Every line that contains the word "name" should be copied.

********

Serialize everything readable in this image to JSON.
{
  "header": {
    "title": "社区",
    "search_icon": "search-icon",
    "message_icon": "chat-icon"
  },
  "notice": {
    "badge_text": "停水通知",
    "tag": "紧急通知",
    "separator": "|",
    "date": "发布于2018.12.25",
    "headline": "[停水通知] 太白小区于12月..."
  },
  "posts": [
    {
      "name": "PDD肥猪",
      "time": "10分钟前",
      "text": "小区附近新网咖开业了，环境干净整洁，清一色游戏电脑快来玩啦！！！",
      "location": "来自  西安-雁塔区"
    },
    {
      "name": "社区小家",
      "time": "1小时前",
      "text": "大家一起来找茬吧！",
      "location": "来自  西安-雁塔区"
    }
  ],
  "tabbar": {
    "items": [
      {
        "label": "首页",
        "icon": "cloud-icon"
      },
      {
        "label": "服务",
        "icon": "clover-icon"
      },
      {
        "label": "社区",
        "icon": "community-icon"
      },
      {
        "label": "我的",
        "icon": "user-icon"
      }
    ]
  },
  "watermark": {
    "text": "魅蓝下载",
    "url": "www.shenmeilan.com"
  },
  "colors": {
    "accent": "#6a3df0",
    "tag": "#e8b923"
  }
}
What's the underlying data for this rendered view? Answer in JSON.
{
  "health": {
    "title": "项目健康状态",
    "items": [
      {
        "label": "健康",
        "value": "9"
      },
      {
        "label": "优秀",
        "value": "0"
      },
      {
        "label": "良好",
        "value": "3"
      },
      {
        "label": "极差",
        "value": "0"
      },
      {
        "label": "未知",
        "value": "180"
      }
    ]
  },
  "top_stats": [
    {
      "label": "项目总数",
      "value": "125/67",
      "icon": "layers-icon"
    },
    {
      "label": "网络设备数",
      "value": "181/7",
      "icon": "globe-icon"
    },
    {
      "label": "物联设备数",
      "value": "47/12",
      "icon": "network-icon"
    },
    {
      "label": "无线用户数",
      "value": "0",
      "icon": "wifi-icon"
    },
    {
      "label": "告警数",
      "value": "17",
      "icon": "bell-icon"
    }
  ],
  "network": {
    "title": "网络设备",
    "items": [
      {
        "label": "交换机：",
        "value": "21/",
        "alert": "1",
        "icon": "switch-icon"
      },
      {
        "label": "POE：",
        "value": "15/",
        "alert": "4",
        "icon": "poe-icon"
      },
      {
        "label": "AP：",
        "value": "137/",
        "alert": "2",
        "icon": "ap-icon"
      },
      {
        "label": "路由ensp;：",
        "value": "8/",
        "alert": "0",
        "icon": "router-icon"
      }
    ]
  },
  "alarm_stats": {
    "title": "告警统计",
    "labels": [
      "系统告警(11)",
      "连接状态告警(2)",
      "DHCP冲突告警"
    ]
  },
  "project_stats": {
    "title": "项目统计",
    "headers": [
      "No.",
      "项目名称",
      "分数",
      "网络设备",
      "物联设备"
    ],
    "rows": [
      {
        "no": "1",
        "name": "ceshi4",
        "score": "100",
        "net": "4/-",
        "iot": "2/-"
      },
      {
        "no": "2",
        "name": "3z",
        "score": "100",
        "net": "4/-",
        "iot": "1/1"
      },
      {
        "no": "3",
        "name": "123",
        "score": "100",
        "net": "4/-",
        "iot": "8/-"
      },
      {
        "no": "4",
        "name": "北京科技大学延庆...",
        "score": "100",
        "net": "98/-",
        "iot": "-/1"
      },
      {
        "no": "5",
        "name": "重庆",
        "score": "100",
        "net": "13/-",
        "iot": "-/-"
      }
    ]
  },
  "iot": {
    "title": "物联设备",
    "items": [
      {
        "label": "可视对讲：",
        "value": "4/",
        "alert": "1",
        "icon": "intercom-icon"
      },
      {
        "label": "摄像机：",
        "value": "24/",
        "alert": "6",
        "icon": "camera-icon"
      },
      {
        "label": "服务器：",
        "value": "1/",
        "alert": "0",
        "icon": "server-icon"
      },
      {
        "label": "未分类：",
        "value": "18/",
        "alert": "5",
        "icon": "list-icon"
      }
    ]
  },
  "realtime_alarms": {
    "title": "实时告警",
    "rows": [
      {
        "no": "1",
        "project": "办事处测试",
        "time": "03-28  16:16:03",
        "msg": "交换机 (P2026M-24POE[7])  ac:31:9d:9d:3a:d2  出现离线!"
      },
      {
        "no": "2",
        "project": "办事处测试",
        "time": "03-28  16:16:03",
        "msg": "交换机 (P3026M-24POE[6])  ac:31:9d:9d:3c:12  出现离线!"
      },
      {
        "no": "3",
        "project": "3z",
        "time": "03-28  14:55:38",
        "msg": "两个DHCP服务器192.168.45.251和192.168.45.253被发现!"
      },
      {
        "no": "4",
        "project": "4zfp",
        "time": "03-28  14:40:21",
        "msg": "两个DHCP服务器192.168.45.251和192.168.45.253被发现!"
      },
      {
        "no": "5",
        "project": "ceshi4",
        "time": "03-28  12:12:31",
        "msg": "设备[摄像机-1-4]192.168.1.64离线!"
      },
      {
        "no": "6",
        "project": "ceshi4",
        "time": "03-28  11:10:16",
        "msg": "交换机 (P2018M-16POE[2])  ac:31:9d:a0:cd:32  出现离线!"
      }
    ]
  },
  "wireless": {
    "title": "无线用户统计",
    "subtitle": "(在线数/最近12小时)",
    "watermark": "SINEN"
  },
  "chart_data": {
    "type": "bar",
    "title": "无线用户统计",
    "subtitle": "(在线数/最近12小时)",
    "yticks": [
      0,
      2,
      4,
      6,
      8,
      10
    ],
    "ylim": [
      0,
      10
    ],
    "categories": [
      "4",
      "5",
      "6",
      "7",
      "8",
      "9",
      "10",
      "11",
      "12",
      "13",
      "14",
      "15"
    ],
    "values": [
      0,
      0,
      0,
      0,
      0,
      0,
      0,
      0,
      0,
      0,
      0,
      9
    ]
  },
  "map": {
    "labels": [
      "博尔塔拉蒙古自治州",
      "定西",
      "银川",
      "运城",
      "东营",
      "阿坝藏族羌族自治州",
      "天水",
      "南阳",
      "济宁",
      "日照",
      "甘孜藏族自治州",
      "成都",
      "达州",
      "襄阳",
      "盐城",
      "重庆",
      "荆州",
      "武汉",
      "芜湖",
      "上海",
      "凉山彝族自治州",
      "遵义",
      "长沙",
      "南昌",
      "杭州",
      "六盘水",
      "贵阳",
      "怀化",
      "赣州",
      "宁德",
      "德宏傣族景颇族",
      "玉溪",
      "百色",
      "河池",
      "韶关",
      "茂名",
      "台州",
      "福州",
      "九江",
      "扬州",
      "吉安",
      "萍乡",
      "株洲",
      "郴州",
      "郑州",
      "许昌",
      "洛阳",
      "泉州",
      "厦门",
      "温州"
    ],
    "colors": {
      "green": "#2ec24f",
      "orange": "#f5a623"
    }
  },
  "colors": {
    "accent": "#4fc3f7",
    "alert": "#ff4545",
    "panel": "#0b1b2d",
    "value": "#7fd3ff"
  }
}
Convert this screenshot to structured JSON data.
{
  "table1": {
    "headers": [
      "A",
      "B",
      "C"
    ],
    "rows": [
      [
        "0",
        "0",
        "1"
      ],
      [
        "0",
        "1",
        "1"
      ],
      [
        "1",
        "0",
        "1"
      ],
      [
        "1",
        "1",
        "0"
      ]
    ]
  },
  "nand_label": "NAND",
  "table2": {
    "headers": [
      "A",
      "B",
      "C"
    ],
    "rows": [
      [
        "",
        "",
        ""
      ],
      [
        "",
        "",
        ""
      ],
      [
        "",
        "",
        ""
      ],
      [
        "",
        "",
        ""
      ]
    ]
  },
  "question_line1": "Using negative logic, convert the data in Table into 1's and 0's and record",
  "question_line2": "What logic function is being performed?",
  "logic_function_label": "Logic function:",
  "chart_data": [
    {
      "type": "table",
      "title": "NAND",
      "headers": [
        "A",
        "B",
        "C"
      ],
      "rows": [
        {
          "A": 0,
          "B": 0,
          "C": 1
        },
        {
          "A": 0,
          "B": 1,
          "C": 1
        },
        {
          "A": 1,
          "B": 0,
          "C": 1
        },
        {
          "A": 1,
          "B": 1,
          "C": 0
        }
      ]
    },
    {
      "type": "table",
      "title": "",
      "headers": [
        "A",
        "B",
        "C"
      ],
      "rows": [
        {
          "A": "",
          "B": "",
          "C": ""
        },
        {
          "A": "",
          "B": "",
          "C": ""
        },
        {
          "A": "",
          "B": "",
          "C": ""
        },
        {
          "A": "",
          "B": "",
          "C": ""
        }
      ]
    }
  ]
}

********

- Finished answer -
      "name": "PDD肥猪",
      "name": "社区小家",
        "name": "ceshi4",
        "name": "3z",
        "name": "123",
        "name": "北京科技大学延庆...",
        "name": "重庆",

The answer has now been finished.